The route path can be customized using the path option.

server/controllers/system/config.ts
export default defineController(
  async () => {
    return useService('config.get')();
  },
  {
    public: true,
    method: 'get',
    path: '/system/config',
  },
);

The path option can be a single path or multiple paths.

server/controllers/health/index.ts
export default defineController(
  async () => {
    return { status: 'ok' };
  },
  {
    public: true,
    path: ['/health', '/status'],
  },
);

Path Resolution

Custom controller paths can be absolute or relative.

Absolute Path

If the path starts with /, it is attached directly to the API root.

{
  path: '/system/config'
}

Generated route:

/system/config

Relative Path

If the path does not start with /, it is resolved relative to the controller parent path.

Example:

server/controllers/users/[id]/profile/
{
  path: 'settings'
}

Generated route:

/users/:id/profile/settings
Relative paths help keep nested controllers modular and composable.

Public Controllers

Use { public: true } to expose a controller without authentication or access checks.

server/controllers/config/index.get.ts
export default defineController(
  async () => {
    return useService('config.get')();
  },
  { public: true },
);
Public controllers are accessible without authentication.Only use public: true for endpoints that are intentionally exposed.

Protected Controllers

By default, controllers are not public.

You can define access rules using access, roles or disallowSelfAction.

server/controllers/candidates/[id]/index.delete.ts
export default defineController(
  async ({ req }) => {
    return useService('candidate.delete')(req.params.id);
  },
  {
    roles: ['admin'],
    access: true,
  },
);

Access Options

The access option can be enabled with true.

{
  access: true
}

It can also receive a job identifier.

{
  access: {
    jobID: 'job-id',
    roles: ['recruiter', 'admin'],
  }
}

The jobID can also be resolved from the request.

server/controllers/jobs/[jobID]/applications/index.get.ts
export default defineController(
  async ({ req }) => {
    return useService('application.list')(req.params.jobID);
  },
  {
    access: {
      jobID: (req) => req.params.jobID,
      roles: ['recruiter', 'admin'],
    },
  },
);

Disallow Self Action

Some endpoints should prevent users from acting on themselves.

The disallowSelfAction option can be used for this kind of rule.

server/controllers/users/[id]/delete.ts
export default defineController(
  async ({ req }) => {
    return useService('user.delete')(req.params.id);
  },
  {
    roles: ['admin'],
    disallowSelfAction: (req) => req.params.id,
  },
);

Controller Options

Controllers support the following options:

OptionTypeDescription
namestringCustom controller name.
pathstring | string[]Custom route path or list of paths.
methodHttpMethodHTTP method used by the route.
publictrue | falseExpose the endpoint without authentication.
accessAccessOptionsDefine access control rules.
rolesstring[]Restrict the controller to specific roles.
disallowSelfActiontrue | string | functionPrevent users from acting on themselves.

Using Services

Controllers should stay thin and delegate business logic to services.

server/controllers/candidates/[id]/index.get.ts
export default defineController(async ({ req }) => {
  return useService('candidate.findById')(req.params.id);
});

This keeps controllers focused on HTTP concerns while services handle application logic.

A good controller should mainly handle request input, access rules and response output.

Runtime Integration

During startup, OpenSya automatically:

  1. Discovers controller files
  2. Infers routes and HTTP methods
  3. Applies controller options
  4. Registers routes in the generated NestJS runtime
  5. Connects services, guards and access rules
Runtime Lifecycle
Filesystem Discovery
Controller Compilation
Route Registration
Access Resolution
Runtime Execution

Philosophy

Controllers are the HTTP entry points of the OpenSya backend runtime.

They should remain small, predictable and focused on routing concerns.

Business logic should usually live in services, while controllers orchestrate request handling and access configuration.
________________
Please update the controller documentation, beginning at the words "It can also" and stopping after "from the request.", with "job identifier" changed to "job ID".

(Dataset entries)
________________
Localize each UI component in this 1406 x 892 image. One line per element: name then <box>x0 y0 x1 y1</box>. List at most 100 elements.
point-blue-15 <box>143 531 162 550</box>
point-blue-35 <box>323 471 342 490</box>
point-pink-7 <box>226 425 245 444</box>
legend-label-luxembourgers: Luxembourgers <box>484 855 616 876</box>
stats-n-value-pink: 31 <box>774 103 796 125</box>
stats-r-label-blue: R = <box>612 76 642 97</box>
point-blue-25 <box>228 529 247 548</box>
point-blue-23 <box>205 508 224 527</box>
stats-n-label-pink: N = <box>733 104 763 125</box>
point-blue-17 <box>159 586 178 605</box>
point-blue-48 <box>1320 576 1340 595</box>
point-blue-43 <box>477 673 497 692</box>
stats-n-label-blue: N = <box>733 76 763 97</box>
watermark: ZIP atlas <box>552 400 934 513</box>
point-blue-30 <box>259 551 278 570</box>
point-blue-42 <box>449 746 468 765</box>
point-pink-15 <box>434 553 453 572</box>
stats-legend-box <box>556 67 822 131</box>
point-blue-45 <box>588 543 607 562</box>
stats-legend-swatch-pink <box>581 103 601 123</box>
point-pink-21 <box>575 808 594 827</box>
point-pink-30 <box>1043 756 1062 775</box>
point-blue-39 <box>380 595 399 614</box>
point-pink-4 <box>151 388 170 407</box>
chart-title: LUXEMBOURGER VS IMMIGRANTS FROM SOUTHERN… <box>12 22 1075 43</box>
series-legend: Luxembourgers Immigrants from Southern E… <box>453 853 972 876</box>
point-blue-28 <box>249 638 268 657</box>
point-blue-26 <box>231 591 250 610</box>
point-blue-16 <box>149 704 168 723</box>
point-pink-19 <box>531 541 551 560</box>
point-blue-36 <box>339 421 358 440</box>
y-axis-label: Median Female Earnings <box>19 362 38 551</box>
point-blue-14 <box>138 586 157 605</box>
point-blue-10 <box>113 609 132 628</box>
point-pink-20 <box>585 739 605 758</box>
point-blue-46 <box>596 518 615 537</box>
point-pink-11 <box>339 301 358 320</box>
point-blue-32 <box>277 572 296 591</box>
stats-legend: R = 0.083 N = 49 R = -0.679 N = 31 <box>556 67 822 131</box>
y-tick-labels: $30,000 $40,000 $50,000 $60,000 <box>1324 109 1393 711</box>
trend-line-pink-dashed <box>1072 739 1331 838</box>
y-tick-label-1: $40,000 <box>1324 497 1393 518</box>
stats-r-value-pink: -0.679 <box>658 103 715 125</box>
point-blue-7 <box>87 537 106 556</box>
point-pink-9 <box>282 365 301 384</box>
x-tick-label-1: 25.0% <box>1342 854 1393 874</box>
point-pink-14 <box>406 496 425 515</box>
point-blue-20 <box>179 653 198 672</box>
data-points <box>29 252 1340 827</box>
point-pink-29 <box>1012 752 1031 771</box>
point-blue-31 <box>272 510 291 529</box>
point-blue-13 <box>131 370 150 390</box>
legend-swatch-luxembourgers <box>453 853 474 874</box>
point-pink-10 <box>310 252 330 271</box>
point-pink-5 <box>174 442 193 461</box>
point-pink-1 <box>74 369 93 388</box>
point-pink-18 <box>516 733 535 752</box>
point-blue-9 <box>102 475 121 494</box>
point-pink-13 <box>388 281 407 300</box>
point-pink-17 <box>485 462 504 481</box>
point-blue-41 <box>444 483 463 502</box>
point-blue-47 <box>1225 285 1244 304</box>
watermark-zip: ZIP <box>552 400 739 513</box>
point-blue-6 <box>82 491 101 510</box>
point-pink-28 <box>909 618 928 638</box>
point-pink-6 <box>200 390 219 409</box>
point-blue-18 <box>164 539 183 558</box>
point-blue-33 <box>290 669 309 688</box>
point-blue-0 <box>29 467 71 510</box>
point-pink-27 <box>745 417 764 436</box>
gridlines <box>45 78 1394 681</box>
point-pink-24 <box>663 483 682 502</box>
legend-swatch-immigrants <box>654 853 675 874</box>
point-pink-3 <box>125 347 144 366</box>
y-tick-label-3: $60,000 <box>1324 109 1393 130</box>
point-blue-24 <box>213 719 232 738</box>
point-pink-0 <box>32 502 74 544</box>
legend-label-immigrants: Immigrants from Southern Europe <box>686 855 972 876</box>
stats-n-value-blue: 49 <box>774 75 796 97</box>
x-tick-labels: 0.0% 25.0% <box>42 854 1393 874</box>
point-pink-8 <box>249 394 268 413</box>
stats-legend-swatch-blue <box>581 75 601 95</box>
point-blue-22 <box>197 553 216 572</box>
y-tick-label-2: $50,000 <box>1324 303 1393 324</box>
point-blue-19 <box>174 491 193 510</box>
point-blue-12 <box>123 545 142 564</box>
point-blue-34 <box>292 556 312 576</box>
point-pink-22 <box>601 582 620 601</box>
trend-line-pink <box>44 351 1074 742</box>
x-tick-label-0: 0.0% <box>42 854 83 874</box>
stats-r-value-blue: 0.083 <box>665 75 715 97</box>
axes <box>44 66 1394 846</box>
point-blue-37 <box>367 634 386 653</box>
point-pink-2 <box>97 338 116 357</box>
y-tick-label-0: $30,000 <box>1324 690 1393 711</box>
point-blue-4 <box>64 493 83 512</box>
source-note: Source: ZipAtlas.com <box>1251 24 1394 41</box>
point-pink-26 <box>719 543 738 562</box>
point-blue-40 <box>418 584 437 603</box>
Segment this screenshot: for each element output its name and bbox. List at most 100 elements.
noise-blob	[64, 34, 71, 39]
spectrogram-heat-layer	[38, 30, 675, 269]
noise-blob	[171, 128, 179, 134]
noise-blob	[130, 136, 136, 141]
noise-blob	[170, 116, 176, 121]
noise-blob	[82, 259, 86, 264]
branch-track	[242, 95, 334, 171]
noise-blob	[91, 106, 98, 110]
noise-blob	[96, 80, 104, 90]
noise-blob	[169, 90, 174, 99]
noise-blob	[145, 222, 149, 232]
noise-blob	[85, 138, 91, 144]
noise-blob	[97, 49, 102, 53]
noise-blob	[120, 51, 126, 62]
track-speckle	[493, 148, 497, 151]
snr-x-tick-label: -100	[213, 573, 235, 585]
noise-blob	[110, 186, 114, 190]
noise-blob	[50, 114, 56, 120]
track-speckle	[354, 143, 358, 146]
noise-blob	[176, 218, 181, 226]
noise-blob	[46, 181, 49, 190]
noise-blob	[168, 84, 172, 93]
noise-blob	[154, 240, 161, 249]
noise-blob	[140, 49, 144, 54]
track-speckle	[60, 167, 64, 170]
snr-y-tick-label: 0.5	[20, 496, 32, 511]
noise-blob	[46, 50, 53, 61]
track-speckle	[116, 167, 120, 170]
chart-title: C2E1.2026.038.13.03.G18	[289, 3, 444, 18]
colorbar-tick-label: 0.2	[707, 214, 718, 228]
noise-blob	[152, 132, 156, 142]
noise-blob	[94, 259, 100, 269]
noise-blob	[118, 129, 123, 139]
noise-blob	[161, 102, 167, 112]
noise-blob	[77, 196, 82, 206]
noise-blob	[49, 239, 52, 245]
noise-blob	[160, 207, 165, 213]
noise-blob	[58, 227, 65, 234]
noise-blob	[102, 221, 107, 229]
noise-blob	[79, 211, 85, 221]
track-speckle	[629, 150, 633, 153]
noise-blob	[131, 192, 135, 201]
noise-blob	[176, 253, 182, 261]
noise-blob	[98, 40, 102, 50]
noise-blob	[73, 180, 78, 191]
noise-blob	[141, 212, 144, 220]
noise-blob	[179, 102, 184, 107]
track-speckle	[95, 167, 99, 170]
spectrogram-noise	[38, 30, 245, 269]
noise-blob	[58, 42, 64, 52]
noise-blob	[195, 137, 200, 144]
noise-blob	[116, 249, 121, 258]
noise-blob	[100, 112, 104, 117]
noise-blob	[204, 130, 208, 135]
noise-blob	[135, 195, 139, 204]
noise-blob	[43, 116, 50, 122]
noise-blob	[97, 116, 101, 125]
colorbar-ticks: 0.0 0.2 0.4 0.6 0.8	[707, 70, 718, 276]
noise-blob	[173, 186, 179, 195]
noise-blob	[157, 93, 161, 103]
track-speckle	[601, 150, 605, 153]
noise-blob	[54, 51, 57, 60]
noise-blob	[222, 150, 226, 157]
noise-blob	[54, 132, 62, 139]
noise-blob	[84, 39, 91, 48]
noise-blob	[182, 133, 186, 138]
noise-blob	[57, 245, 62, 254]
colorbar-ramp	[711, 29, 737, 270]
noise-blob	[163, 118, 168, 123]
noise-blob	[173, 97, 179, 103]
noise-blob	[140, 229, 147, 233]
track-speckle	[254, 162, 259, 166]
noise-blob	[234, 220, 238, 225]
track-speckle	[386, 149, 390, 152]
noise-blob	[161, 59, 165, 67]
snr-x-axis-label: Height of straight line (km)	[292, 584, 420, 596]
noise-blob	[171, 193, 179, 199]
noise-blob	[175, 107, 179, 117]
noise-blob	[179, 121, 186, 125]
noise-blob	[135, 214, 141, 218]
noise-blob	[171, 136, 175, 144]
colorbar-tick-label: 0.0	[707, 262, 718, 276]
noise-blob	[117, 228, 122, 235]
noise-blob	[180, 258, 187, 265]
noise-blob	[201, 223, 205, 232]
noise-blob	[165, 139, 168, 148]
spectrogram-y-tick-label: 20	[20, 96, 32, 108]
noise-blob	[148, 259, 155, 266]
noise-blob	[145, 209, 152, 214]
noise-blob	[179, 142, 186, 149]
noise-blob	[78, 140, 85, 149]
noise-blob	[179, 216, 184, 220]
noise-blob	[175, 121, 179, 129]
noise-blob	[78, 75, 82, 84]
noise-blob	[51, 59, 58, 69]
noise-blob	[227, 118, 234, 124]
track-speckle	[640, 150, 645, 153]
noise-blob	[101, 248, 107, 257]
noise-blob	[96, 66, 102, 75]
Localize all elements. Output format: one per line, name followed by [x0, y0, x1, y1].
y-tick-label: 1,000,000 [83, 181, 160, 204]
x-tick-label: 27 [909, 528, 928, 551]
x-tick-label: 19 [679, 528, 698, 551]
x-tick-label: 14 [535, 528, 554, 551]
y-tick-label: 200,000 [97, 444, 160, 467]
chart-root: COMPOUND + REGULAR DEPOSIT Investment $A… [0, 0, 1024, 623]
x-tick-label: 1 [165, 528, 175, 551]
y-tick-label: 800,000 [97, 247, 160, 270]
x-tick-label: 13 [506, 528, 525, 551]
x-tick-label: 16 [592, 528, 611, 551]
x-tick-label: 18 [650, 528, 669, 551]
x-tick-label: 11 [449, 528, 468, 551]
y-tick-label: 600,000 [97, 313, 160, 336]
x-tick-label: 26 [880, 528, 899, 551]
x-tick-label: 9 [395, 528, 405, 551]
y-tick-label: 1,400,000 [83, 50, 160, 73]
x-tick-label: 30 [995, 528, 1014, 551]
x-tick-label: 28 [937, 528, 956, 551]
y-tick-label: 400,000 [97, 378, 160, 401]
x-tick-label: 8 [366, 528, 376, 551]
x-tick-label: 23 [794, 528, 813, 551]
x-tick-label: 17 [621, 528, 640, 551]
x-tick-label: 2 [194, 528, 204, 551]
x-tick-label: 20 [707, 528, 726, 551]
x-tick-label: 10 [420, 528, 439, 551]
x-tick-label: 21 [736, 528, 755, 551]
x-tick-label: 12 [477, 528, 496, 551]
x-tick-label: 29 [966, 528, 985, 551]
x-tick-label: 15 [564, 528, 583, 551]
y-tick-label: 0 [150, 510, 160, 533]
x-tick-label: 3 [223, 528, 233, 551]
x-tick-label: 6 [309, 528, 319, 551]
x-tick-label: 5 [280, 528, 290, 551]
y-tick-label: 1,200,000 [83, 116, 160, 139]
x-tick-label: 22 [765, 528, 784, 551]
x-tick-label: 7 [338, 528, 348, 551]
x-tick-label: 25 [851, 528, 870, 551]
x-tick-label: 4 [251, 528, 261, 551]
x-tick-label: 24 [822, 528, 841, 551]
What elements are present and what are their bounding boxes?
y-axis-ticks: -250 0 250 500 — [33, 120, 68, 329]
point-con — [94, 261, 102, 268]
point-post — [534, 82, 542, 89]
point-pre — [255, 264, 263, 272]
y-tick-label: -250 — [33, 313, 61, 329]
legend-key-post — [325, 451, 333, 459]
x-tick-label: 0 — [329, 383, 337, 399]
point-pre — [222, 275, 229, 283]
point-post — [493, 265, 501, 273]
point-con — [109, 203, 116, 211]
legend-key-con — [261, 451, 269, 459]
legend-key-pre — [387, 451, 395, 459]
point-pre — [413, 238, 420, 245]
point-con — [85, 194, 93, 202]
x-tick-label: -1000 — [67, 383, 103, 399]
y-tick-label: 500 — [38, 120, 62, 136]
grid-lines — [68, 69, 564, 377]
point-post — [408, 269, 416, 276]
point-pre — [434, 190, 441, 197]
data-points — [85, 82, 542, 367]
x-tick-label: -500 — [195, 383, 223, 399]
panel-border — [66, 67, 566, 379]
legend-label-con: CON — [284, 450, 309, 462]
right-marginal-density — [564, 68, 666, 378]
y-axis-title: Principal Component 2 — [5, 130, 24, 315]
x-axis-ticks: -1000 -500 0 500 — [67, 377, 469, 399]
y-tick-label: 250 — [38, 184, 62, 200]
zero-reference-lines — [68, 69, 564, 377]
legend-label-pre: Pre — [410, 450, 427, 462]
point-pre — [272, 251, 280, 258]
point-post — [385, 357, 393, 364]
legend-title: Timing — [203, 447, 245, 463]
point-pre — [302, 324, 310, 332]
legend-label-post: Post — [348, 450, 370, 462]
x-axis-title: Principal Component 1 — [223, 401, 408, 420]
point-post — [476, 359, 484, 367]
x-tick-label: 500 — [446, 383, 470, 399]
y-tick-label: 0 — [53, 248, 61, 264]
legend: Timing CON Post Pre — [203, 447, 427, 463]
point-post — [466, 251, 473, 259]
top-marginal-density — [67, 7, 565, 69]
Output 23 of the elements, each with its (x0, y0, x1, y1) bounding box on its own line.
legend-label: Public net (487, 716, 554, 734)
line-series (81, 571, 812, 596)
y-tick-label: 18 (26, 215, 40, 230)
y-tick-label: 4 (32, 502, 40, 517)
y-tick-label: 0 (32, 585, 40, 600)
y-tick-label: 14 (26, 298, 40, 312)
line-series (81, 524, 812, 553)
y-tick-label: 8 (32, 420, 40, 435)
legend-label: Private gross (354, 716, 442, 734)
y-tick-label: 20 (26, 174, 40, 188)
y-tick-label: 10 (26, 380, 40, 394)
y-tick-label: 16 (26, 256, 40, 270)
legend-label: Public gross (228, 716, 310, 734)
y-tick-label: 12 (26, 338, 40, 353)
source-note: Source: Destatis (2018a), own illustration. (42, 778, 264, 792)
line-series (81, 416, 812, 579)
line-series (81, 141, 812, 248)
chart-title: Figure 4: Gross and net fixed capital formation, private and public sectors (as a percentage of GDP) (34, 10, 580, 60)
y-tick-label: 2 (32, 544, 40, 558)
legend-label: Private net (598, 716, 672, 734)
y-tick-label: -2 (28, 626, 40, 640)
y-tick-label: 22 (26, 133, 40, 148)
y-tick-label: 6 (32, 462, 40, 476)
________________
* TASK ANSWER
It can also receive a job ID.

{
  access: {
    jobID: 'job-id',
    roles: ['recruiter', 'admin'],
  }
}

The jobID can also be resolved from the request.